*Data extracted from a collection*
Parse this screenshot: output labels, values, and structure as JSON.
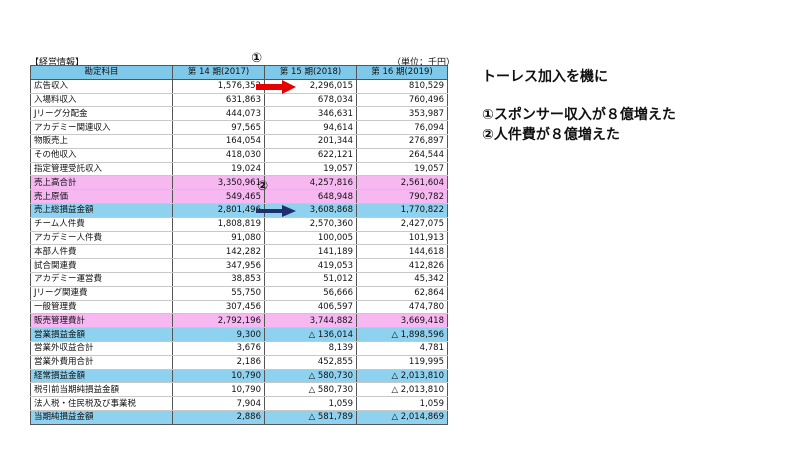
{
  "table": {
    "label": "【経営情報】",
    "unit": "（単位：千円）",
    "headers": [
      "勘定科目",
      "第 14 期(2017)",
      "第 15 期(2018)",
      "第 16 期(2019)"
    ],
    "rows": [
      {
        "label": "広告収入",
        "v": [
          "1,576,352",
          "2,296,015",
          "810,529"
        ],
        "style": ""
      },
      {
        "label": "入場料収入",
        "v": [
          "631,863",
          "678,034",
          "760,496"
        ],
        "style": ""
      },
      {
        "label": "Jリーグ分配金",
        "v": [
          "444,073",
          "346,631",
          "353,987"
        ],
        "style": ""
      },
      {
        "label": "アカデミー関連収入",
        "v": [
          "97,565",
          "94,614",
          "76,094"
        ],
        "style": ""
      },
      {
        "label": "物販売上",
        "v": [
          "164,054",
          "201,344",
          "276,897"
        ],
        "style": ""
      },
      {
        "label": "その他収入",
        "v": [
          "418,030",
          "622,121",
          "264,544"
        ],
        "style": ""
      },
      {
        "label": "指定管理受託収入",
        "v": [
          "19,024",
          "19,057",
          "19,057"
        ],
        "style": ""
      },
      {
        "label": "売上高合計",
        "v": [
          "3,350,961",
          "4,257,816",
          "2,561,604"
        ],
        "style": "pink"
      },
      {
        "label": "売上原価",
        "v": [
          "549,465",
          "648,948",
          "790,782"
        ],
        "style": "pink"
      },
      {
        "label": "売上総損益金額",
        "v": [
          "2,801,496",
          "3,608,868",
          "1,770,822"
        ],
        "style": "blue"
      },
      {
        "label": "チーム人件費",
        "v": [
          "1,808,819",
          "2,570,360",
          "2,427,075"
        ],
        "style": ""
      },
      {
        "label": "アカデミー人件費",
        "v": [
          "91,080",
          "100,005",
          "101,913"
        ],
        "style": ""
      },
      {
        "label": "本部人件費",
        "v": [
          "142,282",
          "141,189",
          "144,618"
        ],
        "style": ""
      },
      {
        "label": "試合関連費",
        "v": [
          "347,956",
          "419,053",
          "412,826"
        ],
        "style": ""
      },
      {
        "label": "アカデミー運営費",
        "v": [
          "38,853",
          "51,012",
          "45,342"
        ],
        "style": ""
      },
      {
        "label": "Jリーグ関連費",
        "v": [
          "55,750",
          "56,666",
          "62,864"
        ],
        "style": ""
      },
      {
        "label": "一般管理費",
        "v": [
          "307,456",
          "406,597",
          "474,780"
        ],
        "style": ""
      },
      {
        "label": "販売管理費計",
        "v": [
          "2,792,196",
          "3,744,882",
          "3,669,418"
        ],
        "style": "pink"
      },
      {
        "label": "営業損益金額",
        "v": [
          "9,300",
          "△ 136,014",
          "△ 1,898,596"
        ],
        "style": "blue"
      },
      {
        "label": "営業外収益合計",
        "v": [
          "3,676",
          "8,139",
          "4,781"
        ],
        "style": ""
      },
      {
        "label": "営業外費用合計",
        "v": [
          "2,186",
          "452,855",
          "119,995"
        ],
        "style": ""
      },
      {
        "label": "経常損益金額",
        "v": [
          "10,790",
          "△ 580,730",
          "△ 2,013,810"
        ],
        "style": "blue"
      },
      {
        "label": "税引前当期純損益金額",
        "v": [
          "10,790",
          "△ 580,730",
          "△ 2,013,810"
        ],
        "style": ""
      },
      {
        "label": "法人税・住民税及び事業税",
        "v": [
          "7,904",
          "1,059",
          "1,059"
        ],
        "style": ""
      },
      {
        "label": "当期純損益金額",
        "v": [
          "2,886",
          "△ 581,789",
          "△ 2,014,869"
        ],
        "style": "blue last"
      }
    ]
  },
  "markers": {
    "one": "①",
    "two": "②"
  },
  "arrows": {
    "red_color": "#e60000",
    "navy_color": "#1f2f6b"
  },
  "panel": {
    "title": "トーレス加入を機に",
    "point1": "①スポンサー収入が８億増えた",
    "point2": "②人件費が８億増えた"
  }
}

*What you are asked to do*
Output the data exactly. Pictures don't belong in the result.

*In response*
Parse this screenshot: output labels, values, and structure as JSON.
{
  "table": {
    "label": "【経営情報】",
    "unit": "（単位：千円）",
    "headers": [
      "勘定科目",
      "第 14 期(2017)",
      "第 15 期(2018)",
      "第 16 期(2019)"
    ],
    "rows": [
      {
        "label": "広告収入",
        "v": [
          "1,576,352",
          "2,296,015",
          "810,529"
        ],
        "style": ""
      },
      {
        "label": "入場料収入",
        "v": [
          "631,863",
          "678,034",
          "760,496"
        ],
        "style": ""
      },
      {
        "label": "Jリーグ分配金",
        "v": [
          "444,073",
          "346,631",
          "353,987"
        ],
        "style": ""
      },
      {
        "label": "アカデミー関連収入",
        "v": [
          "97,565",
          "94,614",
          "76,094"
        ],
        "style": ""
      },
      {
        "label": "物販売上",
        "v": [
          "164,054",
          "201,344",
          "276,897"
        ],
        "style": ""
      },
      {
        "label": "その他収入",
        "v": [
          "418,030",
          "622,121",
          "264,544"
        ],
        "style": ""
      },
      {
        "label": "指定管理受託収入",
        "v": [
          "19,024",
          "19,057",
          "19,057"
        ],
        "style": ""
      },
      {
        "label": "売上高合計",
        "v": [
          "3,350,961",
          "4,257,816",
          "2,561,604"
        ],
        "style": "pink"
      },
      {
        "label": "売上原価",
        "v": [
          "549,465",
          "648,948",
          "790,782"
        ],
        "style": "pink"
      },
      {
        "label": "売上総損益金額",
        "v": [
          "2,801,496",
          "3,608,868",
          "1,770,822"
        ],
        "style": "blue"
      },
      {
        "label": "チーム人件費",
        "v": [
          "1,808,819",
          "2,570,360",
          "2,427,075"
        ],
        "style": ""
      },
      {
        "label": "アカデミー人件費",
        "v": [
          "91,080",
          "100,005",
          "101,913"
        ],
        "style": ""
      },
      {
        "label": "本部人件費",
        "v": [
          "142,282",
          "141,189",
          "144,618"
        ],
        "style": ""
      },
      {
        "label": "試合関連費",
        "v": [
          "347,956",
          "419,053",
          "412,826"
        ],
        "style": ""
      },
      {
        "label": "アカデミー運営費",
        "v": [
          "38,853",
          "51,012",
          "45,342"
        ],
        "style": ""
      },
      {
        "label": "Jリーグ関連費",
        "v": [
          "55,750",
          "56,666",
          "62,864"
        ],
        "style": ""
      },
      {
        "label": "一般管理費",
        "v": [
          "307,456",
          "406,597",
          "474,780"
        ],
        "style": ""
      },
      {
        "label": "販売管理費計",
        "v": [
          "2,792,196",
          "3,744,882",
          "3,669,418"
        ],
        "style": "pink"
      },
      {
        "label": "営業損益金額",
        "v": [
          "9,300",
          "△ 136,014",
          "△ 1,898,596"
        ],
        "style": "blue"
      },
      {
        "label": "営業外収益合計",
        "v": [
          "3,676",
          "8,139",
          "4,781"
        ],
        "style": ""
      },
      {
        "label": "営業外費用合計",
        "v": [
          "2,186",
          "452,855",
          "119,995"
        ],
        "style": ""
      },
      {
        "label": "経常損益金額",
        "v": [
          "10,790",
          "△ 580,730",
          "△ 2,013,810"
        ],
        "style": "blue"
      },
      {
        "label": "税引前当期純損益金額",
        "v": [
          "10,790",
          "△ 580,730",
          "△ 2,013,810"
        ],
        "style": ""
      },
      {
        "label": "法人税・住民税及び事業税",
        "v": [
          "7,904",
          "1,059",
          "1,059"
        ],
        "style": ""
      },
      {
        "label": "当期純損益金額",
        "v": [
          "2,886",
          "△ 581,789",
          "△ 2,014,869"
        ],
        "style": "blue last"
      }
    ]
  },
  "markers": {
    "one": "①",
    "two": "②"
  },
  "arrows": {
    "red_color": "#e60000",
    "navy_color": "#1f2f6b"
  },
  "panel": {
    "title": "トーレス加入を機に",
    "point1": "①スポンサー収入が８億増えた",
    "point2": "②人件費が８億増えた"
  }
}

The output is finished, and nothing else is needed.